START

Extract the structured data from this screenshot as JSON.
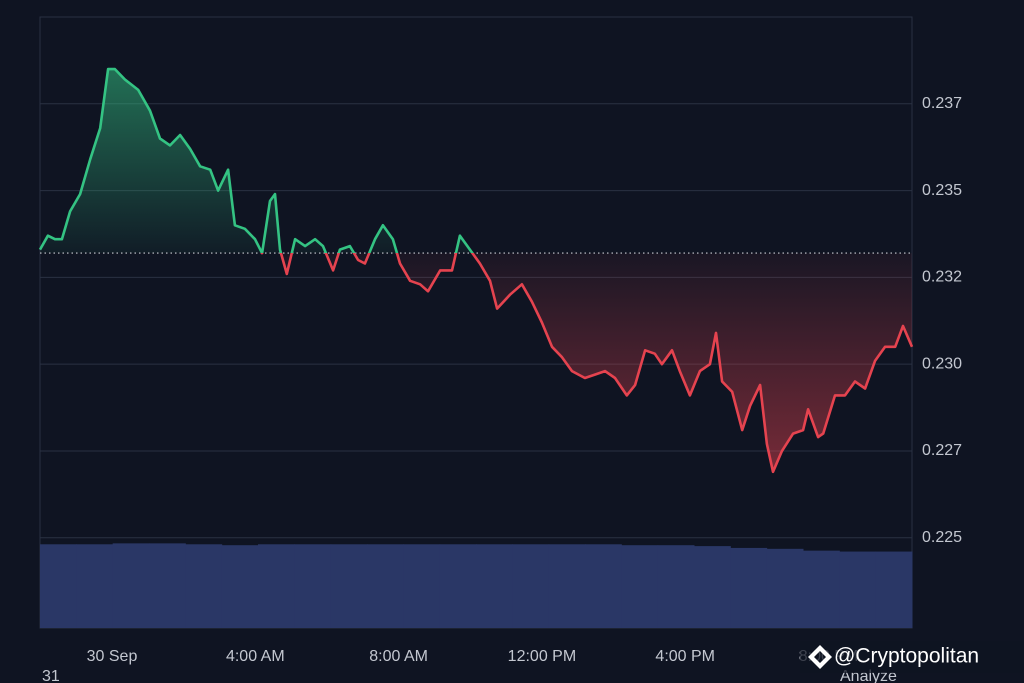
{
  "chart_data": {
    "type": "line",
    "x": [
      -2.01,
      -1.79,
      -1.59,
      -1.4,
      -1.17,
      -0.89,
      -0.61,
      -0.33,
      -0.11,
      0.08,
      0.36,
      0.73,
      1.06,
      1.34,
      1.62,
      1.9,
      2.18,
      2.46,
      2.74,
      2.96,
      3.24,
      3.43,
      3.71,
      3.99,
      4.19,
      4.41,
      4.55,
      4.69,
      4.88,
      5.11,
      5.39,
      5.67,
      5.89,
      6.17,
      6.36,
      6.64,
      6.87,
      7.06,
      7.34,
      7.56,
      7.84,
      8.04,
      8.32,
      8.6,
      8.82,
      9.16,
      9.49,
      9.71,
      9.99,
      10.27,
      10.55,
      10.75,
      11.11,
      11.44,
      11.72,
      12.0,
      12.28,
      12.56,
      12.84,
      13.2,
      13.48,
      13.76,
      14.04,
      14.37,
      14.6,
      14.88,
      15.15,
      15.35,
      15.63,
      15.85,
      16.13,
      16.41,
      16.69,
      16.86,
      17.03,
      17.31,
      17.59,
      17.81,
      18.09,
      18.28,
      18.45,
      18.7,
      19.01,
      19.29,
      19.43,
      19.71,
      19.85,
      20.18,
      20.46,
      20.74,
      21.02,
      21.3,
      21.58,
      21.86,
      22.08,
      22.33
    ],
    "values": [
      0.2333,
      0.2337,
      0.2336,
      0.2336,
      0.2344,
      0.2349,
      0.2359,
      0.2368,
      0.2385,
      0.2385,
      0.2382,
      0.2379,
      0.2373,
      0.2365,
      0.2363,
      0.2366,
      0.2362,
      0.2357,
      0.2356,
      0.235,
      0.2356,
      0.234,
      0.2339,
      0.2336,
      0.2332,
      0.2347,
      0.2349,
      0.2333,
      0.2326,
      0.2336,
      0.2334,
      0.2336,
      0.2334,
      0.2327,
      0.2333,
      0.2334,
      0.233,
      0.2329,
      0.2336,
      0.234,
      0.2336,
      0.2329,
      0.2324,
      0.2323,
      0.2321,
      0.2327,
      0.2327,
      0.2337,
      0.2333,
      0.2329,
      0.2324,
      0.2316,
      0.232,
      0.2323,
      0.2318,
      0.2312,
      0.2305,
      0.2302,
      0.2298,
      0.2296,
      0.2297,
      0.2298,
      0.2296,
      0.2291,
      0.2294,
      0.2304,
      0.2303,
      0.23,
      0.2304,
      0.2298,
      0.2291,
      0.2298,
      0.23,
      0.2309,
      0.2295,
      0.2292,
      0.2281,
      0.2288,
      0.2294,
      0.2277,
      0.2269,
      0.2275,
      0.228,
      0.2281,
      0.2287,
      0.2279,
      0.228,
      0.2291,
      0.2291,
      0.2295,
      0.2293,
      0.2301,
      0.2305,
      0.2305,
      0.2311,
      0.2305
    ],
    "baseline": 0.2332,
    "up_color": "#34c383",
    "down_color": "#e5434f",
    "xlim": [
      -2.01,
      22.33
    ],
    "xticks": [
      {
        "value": 0,
        "label": "30 Sep"
      },
      {
        "value": 4,
        "label": "4:00 AM"
      },
      {
        "value": 8,
        "label": "8:00 AM"
      },
      {
        "value": 12,
        "label": "12:00 PM"
      },
      {
        "value": 16,
        "label": "4:00 PM"
      },
      {
        "value": 20,
        "label": "8:00 PM"
      }
    ],
    "ylim": [
      0.2224,
      0.24
    ],
    "yticks": [
      0.225,
      {
        "value": 0.2275,
        "label": "0.227"
      },
      {
        "value": 0.23,
        "label": "0.230"
      },
      {
        "value": 0.2325,
        "label": "0.232"
      },
      0.235,
      {
        "value": 0.2375,
        "label": "0.237"
      }
    ],
    "grid": true,
    "volume": {
      "color": "#2a3766",
      "ylim": [
        0,
        100
      ],
      "values": [
        92,
        92,
        93,
        93,
        92,
        91,
        92,
        92,
        92,
        92,
        92,
        92,
        92,
        92,
        92,
        92,
        91,
        91,
        90,
        88,
        87,
        85,
        84,
        84
      ]
    }
  },
  "watermark": "@Cryptopolitan",
  "fragments": [
    "31",
    "Analyze"
  ]
}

END

- _What you have to do_:
Extract all lines from the material above that include the word "label".

- _Full answer_:
        "label": "30 Sep"
        "label": "4:00 AM"
        "label": "8:00 AM"
        "label": "12:00 PM"
        "label": "4:00 PM"
        "label": "8:00 PM"
        "label": "0.227"
        "label": "0.230"
        "label": "0.232"
        "label": "0.237"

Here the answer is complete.